--- Start of RECORDS SUPPLIED ---
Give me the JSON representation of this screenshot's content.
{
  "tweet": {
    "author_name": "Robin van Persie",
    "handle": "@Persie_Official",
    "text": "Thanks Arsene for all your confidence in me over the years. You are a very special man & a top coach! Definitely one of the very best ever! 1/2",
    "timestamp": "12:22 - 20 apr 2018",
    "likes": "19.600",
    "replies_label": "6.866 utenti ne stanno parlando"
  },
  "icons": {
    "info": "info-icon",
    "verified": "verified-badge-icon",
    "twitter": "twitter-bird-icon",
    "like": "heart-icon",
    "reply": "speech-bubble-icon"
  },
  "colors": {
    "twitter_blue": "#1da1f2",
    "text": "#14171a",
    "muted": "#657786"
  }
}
--- End of RECORDS SUPPLIED ---
» **WHAT YOU ARE ASKED TO DO**: Only the number is wanted: count the lines of the records that hold the word "text".

» **RIGHT ANSWER**: 2